Work task → From the DatoCMS skill text below, list every signal it gives for recognizing that a short request mid-conversation is still a DatoCMS task.

::: Exercise text :::

Agent Skill · DatoCMS

datocms-cma

Node.js/TypeScript scripts driving the DatoCMS Content Management API via @datocms/cma-client (-node/-browser). Code-first companion for content + automation work. Use for record/upload/project-automation code — short asks ("publish them", "fix those slugs", "delete all drafts", "bulk import this CSV") and checked-in scripts. Covers: (1) content ops — CRUD + publish records, bulk import/export, CSV pipelines, pagination, asset uploads (URL/file) with metadata, structured-text + block payload edits; (2) env + governance — fork/promote envs, webhooks, build triggers, project settings, maintenance mode, scheduled publish/unpublish, audit logs, usage analytics, subscription limits; (3) access + typed flows — roles, API tokens, upload tracks/tags, generated CMA types; (4) schema/UI mutation only when user opts out of migrations or embeds it in automation. Ordinary schema changes → `datocms-cli` migrations. Runs via `cma:call`/`cma:script` or checked-in `buildClient()` scripts.

Provider: DatoCMS Path in repo: skills/datocms-cma/SKILL.md

Skill body

DatoCMS Content Management API Skill

Expert at writing code that interacts with DatoCMS Content Management API (CMA). Use this workflow as default. Reorder/skip steps for purely diagnostic, advisory, or explanation-only tasks.

Short imperative request in mid-conversation following earlier DatoCMS context = still DatoCMS task. Don’t lose context. Signals: @datocms/* packages in package.json, DATOCMS_* env vars, datocms.config.json, cma-types.ts.

::: Material provided :::

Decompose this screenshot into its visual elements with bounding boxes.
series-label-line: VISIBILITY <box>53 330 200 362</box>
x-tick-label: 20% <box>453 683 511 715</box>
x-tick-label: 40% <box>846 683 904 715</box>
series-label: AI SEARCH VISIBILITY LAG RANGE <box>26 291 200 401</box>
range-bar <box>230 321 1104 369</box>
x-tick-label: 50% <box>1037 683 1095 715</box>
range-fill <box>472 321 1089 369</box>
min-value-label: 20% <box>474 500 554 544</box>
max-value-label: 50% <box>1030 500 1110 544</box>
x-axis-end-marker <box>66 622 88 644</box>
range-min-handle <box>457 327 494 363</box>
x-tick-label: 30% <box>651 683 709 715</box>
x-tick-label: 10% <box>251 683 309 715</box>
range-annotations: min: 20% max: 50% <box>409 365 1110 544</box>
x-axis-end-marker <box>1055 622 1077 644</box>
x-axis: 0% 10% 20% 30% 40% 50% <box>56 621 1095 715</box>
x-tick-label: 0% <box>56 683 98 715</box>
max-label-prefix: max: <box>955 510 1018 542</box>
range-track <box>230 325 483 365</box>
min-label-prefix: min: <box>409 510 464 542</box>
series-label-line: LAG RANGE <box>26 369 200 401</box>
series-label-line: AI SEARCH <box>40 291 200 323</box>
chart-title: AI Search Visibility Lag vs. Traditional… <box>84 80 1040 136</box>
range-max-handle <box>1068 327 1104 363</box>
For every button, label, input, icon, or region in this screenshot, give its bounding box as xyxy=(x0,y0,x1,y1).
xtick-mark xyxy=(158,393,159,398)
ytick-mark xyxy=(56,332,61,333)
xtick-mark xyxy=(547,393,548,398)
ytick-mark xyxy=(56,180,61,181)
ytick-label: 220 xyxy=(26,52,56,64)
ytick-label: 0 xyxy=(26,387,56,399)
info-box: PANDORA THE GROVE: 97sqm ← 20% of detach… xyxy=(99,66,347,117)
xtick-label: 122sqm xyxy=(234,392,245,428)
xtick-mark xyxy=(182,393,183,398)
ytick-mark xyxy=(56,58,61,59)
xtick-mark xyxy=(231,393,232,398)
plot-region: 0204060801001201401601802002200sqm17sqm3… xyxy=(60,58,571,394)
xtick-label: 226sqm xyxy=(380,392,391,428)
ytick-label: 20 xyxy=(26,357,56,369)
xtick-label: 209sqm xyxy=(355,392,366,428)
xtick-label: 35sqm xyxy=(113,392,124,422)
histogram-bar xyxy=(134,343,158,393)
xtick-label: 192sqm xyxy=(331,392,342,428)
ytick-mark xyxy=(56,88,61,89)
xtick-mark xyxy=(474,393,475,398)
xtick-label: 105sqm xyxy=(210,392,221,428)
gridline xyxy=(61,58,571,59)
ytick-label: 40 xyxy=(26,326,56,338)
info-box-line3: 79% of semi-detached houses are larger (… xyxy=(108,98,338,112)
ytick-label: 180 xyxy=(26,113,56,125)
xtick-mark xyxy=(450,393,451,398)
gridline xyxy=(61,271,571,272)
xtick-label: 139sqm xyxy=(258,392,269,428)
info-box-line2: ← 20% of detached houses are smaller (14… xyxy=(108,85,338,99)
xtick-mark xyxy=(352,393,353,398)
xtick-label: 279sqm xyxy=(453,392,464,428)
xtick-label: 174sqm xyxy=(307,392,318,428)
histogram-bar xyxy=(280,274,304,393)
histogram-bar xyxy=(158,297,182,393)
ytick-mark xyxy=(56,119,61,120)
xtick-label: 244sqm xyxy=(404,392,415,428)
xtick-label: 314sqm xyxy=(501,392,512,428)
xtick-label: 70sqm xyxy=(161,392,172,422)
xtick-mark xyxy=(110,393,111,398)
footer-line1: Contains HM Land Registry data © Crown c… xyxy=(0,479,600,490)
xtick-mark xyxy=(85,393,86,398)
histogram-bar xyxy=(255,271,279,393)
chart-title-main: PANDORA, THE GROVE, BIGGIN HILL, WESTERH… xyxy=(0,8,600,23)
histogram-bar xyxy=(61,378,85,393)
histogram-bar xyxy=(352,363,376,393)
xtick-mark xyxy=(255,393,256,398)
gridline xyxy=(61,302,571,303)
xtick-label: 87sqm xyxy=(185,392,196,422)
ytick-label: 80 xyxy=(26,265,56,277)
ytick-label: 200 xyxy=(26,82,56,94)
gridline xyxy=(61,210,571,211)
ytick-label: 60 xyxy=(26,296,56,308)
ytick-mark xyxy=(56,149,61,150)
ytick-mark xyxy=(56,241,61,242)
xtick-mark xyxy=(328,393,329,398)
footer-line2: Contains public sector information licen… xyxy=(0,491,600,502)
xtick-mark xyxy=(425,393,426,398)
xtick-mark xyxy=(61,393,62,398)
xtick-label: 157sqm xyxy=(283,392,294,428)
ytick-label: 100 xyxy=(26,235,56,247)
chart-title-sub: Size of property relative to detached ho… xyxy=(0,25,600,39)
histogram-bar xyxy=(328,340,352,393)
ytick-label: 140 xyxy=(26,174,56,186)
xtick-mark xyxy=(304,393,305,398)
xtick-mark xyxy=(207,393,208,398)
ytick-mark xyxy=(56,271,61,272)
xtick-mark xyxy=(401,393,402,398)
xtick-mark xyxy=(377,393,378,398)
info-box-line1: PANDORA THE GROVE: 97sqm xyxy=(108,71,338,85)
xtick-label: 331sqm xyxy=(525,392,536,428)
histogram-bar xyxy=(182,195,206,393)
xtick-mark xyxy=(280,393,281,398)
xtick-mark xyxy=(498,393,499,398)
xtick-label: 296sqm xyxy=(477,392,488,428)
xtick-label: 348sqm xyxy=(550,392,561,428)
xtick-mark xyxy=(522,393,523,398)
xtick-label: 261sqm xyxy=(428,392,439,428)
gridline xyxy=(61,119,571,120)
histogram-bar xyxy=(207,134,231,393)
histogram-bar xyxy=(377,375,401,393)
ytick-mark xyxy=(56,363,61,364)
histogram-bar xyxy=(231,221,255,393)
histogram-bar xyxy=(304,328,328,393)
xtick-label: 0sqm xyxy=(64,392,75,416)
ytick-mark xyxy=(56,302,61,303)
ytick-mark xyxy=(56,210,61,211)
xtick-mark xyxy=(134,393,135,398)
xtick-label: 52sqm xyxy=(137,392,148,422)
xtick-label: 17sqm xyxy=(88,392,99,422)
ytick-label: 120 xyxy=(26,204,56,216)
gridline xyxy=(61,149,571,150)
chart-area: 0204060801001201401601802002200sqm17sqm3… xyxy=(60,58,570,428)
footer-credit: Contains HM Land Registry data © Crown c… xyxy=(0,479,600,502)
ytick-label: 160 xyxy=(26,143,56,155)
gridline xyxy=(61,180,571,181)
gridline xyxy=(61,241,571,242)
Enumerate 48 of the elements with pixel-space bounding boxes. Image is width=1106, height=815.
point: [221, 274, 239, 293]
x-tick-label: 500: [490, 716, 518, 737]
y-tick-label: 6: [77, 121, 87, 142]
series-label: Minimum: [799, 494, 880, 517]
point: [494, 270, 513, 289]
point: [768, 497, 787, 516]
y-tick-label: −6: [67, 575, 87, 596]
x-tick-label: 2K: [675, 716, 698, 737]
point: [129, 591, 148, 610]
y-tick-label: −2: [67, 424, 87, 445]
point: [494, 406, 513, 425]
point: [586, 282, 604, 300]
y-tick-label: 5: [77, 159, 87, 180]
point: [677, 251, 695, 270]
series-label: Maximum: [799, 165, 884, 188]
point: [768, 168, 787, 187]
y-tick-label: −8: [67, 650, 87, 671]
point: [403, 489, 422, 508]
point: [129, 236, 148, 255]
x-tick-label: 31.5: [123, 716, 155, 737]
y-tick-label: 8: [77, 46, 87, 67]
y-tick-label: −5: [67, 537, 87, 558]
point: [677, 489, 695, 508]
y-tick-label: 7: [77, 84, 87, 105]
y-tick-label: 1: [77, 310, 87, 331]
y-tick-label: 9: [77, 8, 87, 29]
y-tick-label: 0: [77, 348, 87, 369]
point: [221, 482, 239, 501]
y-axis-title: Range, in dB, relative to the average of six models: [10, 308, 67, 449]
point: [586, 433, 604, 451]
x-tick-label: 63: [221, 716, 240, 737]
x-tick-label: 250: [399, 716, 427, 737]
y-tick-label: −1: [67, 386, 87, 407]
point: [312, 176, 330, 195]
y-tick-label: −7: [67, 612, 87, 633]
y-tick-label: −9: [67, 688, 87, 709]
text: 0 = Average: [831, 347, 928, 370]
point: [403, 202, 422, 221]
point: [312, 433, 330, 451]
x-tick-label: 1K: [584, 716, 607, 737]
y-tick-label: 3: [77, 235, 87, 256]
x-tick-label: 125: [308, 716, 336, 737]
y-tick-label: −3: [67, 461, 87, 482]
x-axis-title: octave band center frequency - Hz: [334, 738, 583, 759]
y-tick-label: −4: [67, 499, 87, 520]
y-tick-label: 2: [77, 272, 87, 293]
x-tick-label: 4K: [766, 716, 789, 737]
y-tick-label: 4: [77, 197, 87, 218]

:::

Solution →
- @datocms/* packages in package.json
- DATOCMS_* env vars
- datocms.config.json
- cma-types.ts